**What you have to do:** Would you return the complete listing below word for word?

**Task data:**
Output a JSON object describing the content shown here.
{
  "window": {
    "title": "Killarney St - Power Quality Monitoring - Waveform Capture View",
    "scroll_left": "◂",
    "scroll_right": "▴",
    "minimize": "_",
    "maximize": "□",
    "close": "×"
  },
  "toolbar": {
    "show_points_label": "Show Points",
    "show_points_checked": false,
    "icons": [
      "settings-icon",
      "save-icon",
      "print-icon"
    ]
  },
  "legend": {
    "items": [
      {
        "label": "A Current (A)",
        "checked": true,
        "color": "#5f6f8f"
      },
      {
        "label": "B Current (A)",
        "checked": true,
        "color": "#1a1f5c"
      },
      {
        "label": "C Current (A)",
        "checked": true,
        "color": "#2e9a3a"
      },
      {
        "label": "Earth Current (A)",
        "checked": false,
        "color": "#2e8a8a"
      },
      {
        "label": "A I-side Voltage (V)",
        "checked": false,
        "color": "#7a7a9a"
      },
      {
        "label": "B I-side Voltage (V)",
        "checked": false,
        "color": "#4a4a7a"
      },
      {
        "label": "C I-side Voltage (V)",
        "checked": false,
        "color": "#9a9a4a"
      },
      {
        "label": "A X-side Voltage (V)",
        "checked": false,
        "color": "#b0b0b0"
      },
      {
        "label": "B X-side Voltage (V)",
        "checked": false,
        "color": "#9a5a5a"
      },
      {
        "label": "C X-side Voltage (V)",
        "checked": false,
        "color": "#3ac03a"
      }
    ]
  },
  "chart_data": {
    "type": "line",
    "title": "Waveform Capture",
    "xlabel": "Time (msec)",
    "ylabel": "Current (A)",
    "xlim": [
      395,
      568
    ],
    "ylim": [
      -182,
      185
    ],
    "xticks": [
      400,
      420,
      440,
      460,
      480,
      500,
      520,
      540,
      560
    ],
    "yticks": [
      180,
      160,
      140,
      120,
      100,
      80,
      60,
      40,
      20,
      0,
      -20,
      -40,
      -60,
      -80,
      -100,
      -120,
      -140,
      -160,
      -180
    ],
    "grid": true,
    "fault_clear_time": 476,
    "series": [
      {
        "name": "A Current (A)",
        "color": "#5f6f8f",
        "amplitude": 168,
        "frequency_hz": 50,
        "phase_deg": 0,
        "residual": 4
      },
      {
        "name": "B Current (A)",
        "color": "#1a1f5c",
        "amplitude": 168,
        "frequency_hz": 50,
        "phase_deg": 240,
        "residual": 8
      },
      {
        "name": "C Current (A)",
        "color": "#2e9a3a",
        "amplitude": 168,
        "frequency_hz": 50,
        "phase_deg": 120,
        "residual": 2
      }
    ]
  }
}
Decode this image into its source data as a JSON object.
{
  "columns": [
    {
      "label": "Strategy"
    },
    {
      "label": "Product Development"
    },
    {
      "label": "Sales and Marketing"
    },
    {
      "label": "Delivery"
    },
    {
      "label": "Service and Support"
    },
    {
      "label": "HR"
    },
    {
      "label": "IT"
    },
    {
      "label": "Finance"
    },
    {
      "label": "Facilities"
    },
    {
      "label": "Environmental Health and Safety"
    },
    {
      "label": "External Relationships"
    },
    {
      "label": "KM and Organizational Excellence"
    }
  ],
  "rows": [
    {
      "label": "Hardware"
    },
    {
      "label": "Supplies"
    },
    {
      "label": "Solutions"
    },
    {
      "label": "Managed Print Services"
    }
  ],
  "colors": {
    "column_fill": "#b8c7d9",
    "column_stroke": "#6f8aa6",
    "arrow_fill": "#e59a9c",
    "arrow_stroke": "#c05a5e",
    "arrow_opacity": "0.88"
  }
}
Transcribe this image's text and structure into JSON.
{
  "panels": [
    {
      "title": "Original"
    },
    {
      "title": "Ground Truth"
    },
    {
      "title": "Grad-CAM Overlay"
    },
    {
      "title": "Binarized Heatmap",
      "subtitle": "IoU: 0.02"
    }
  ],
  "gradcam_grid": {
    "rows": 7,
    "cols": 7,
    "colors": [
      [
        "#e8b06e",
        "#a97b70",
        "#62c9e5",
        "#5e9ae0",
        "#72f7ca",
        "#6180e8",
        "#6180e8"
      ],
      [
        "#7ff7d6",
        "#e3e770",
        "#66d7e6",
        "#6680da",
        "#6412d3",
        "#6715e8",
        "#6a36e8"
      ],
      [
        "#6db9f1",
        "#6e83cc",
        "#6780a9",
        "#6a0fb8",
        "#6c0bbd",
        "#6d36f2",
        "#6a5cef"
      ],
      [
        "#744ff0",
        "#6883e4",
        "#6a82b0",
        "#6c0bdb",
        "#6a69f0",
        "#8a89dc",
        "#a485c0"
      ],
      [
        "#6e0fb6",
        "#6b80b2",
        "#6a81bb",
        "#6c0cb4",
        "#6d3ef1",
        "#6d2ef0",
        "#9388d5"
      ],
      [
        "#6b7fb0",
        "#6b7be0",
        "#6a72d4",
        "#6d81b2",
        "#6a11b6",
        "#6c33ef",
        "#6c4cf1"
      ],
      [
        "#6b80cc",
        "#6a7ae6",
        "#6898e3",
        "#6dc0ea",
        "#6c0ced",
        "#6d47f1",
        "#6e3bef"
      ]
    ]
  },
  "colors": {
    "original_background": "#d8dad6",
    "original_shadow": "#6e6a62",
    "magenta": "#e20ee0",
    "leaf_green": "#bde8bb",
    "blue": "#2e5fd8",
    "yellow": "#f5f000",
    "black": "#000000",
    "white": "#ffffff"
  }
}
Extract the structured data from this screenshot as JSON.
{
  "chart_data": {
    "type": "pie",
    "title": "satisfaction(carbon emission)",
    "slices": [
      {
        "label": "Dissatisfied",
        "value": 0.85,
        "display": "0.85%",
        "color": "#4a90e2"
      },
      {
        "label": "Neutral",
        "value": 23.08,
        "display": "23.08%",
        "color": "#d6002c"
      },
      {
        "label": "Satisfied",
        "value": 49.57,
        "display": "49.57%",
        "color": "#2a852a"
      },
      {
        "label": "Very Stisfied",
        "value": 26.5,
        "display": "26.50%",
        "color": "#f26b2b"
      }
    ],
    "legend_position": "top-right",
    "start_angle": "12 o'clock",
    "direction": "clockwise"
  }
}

**Result of this task:**
Output a JSON object describing the content shown here.
{
  "window": {
    "title": "Killarney St - Power Quality Monitoring - Waveform Capture View",
    "scroll_left": "◂",
    "scroll_right": "▴",
    "minimize": "_",
    "maximize": "□",
    "close": "×"
  },
  "toolbar": {
    "show_points_label": "Show Points",
    "show_points_checked": false,
    "icons": [
      "settings-icon",
      "save-icon",
      "print-icon"
    ]
  },
  "legend": {
    "items": [
      {
        "label": "A Current (A)",
        "checked": true,
        "color": "#5f6f8f"
      },
      {
        "label": "B Current (A)",
        "checked": true,
        "color": "#1a1f5c"
      },
      {
        "label": "C Current (A)",
        "checked": true,
        "color": "#2e9a3a"
      },
      {
        "label": "Earth Current (A)",
        "checked": false,
        "color": "#2e8a8a"
      },
      {
        "label": "A I-side Voltage (V)",
        "checked": false,
        "color": "#7a7a9a"
      },
      {
        "label": "B I-side Voltage (V)",
        "checked": false,
        "color": "#4a4a7a"
      },
      {
        "label": "C I-side Voltage (V)",
        "checked": false,
        "color": "#9a9a4a"
      },
      {
        "label": "A X-side Voltage (V)",
        "checked": false,
        "color": "#b0b0b0"
      },
      {
        "label": "B X-side Voltage (V)",
        "checked": false,
        "color": "#9a5a5a"
      },
      {
        "label": "C X-side Voltage (V)",
        "checked": false,
        "color": "#3ac03a"
      }
    ]
  },
  "chart_data": {
    "type": "line",
    "title": "Waveform Capture",
    "xlabel": "Time (msec)",
    "ylabel": "Current (A)",
    "xlim": [
      395,
      568
    ],
    "ylim": [
      -182,
      185
    ],
    "xticks": [
      400,
      420,
      440,
      460,
      480,
      500,
      520,
      540,
      560
    ],
    "yticks": [
      180,
      160,
      140,
      120,
      100,
      80,
      60,
      40,
      20,
      0,
      -20,
      -40,
      -60,
      -80,
      -100,
      -120,
      -140,
      -160,
      -180
    ],
    "grid": true,
    "fault_clear_time": 476,
    "series": [
      {
        "name": "A Current (A)",
        "color": "#5f6f8f",
        "amplitude": 168,
        "frequency_hz": 50,
        "phase_deg": 0,
        "residual": 4
      },
      {
        "name": "B Current (A)",
        "color": "#1a1f5c",
        "amplitude": 168,
        "frequency_hz": 50,
        "phase_deg": 240,
        "residual": 8
      },
      {
        "name": "C Current (A)",
        "color": "#2e9a3a",
        "amplitude": 168,
        "frequency_hz": 50,
        "phase_deg": 120,
        "residual": 2
      }
    ]
  }
}
Decode this image into its source data as a JSON object.
{
  "columns": [
    {
      "label": "Strategy"
    },
    {
      "label": "Product Development"
    },
    {
      "label": "Sales and Marketing"
    },
    {
      "label": "Delivery"
    },
    {
      "label": "Service and Support"
    },
    {
      "label": "HR"
    },
    {
      "label": "IT"
    },
    {
      "label": "Finance"
    },
    {
      "label": "Facilities"
    },
    {
      "label": "Environmental Health and Safety"
    },
    {
      "label": "External Relationships"
    },
    {
      "label": "KM and Organizational Excellence"
    }
  ],
  "rows": [
    {
      "label": "Hardware"
    },
    {
      "label": "Supplies"
    },
    {
      "label": "Solutions"
    },
    {
      "label": "Managed Print Services"
    }
  ],
  "colors": {
    "column_fill": "#b8c7d9",
    "column_stroke": "#6f8aa6",
    "arrow_fill": "#e59a9c",
    "arrow_stroke": "#c05a5e",
    "arrow_opacity": "0.88"
  }
}
Transcribe this image's text and structure into JSON.
{
  "panels": [
    {
      "title": "Original"
    },
    {
      "title": "Ground Truth"
    },
    {
      "title": "Grad-CAM Overlay"
    },
    {
      "title": "Binarized Heatmap",
      "subtitle": "IoU: 0.02"
    }
  ],
  "gradcam_grid": {
    "rows": 7,
    "cols": 7,
    "colors": [
      [
        "#e8b06e",
        "#a97b70",
        "#62c9e5",
        "#5e9ae0",
        "#72f7ca",
        "#6180e8",
        "#6180e8"
      ],
      [
        "#7ff7d6",
        "#e3e770",
        "#66d7e6",
        "#6680da",
        "#6412d3",
        "#6715e8",
        "#6a36e8"
      ],
      [
        "#6db9f1",
        "#6e83cc",
        "#6780a9",
        "#6a0fb8",
        "#6c0bbd",
        "#6d36f2",
        "#6a5cef"
      ],
      [
        "#744ff0",
        "#6883e4",
        "#6a82b0",
        "#6c0bdb",
        "#6a69f0",
        "#8a89dc",
        "#a485c0"
      ],
      [
        "#6e0fb6",
        "#6b80b2",
        "#6a81bb",
        "#6c0cb4",
        "#6d3ef1",
        "#6d2ef0",
        "#9388d5"
      ],
      [
        "#6b7fb0",
        "#6b7be0",
        "#6a72d4",
        "#6d81b2",
        "#6a11b6",
        "#6c33ef",
        "#6c4cf1"
      ],
      [
        "#6b80cc",
        "#6a7ae6",
        "#6898e3",
        "#6dc0ea",
        "#6c0ced",
        "#6d47f1",
        "#6e3bef"
      ]
    ]
  },
  "colors": {
    "original_background": "#d8dad6",
    "original_shadow": "#6e6a62",
    "magenta": "#e20ee0",
    "leaf_green": "#bde8bb",
    "blue": "#2e5fd8",
    "yellow": "#f5f000",
    "black": "#000000",
    "white": "#ffffff"
  }
}
Extract the structured data from this screenshot as JSON.
{
  "chart_data": {
    "type": "pie",
    "title": "satisfaction(carbon emission)",
    "slices": [
      {
        "label": "Dissatisfied",
        "value": 0.85,
        "display": "0.85%",
        "color": "#4a90e2"
      },
      {
        "label": "Neutral",
        "value": 23.08,
        "display": "23.08%",
        "color": "#d6002c"
      },
      {
        "label": "Satisfied",
        "value": 49.57,
        "display": "49.57%",
        "color": "#2a852a"
      },
      {
        "label": "Very Stisfied",
        "value": 26.5,
        "display": "26.50%",
        "color": "#f26b2b"
      }
    ],
    "legend_position": "top-right",
    "start_angle": "12 o'clock",
    "direction": "clockwise"
  }
}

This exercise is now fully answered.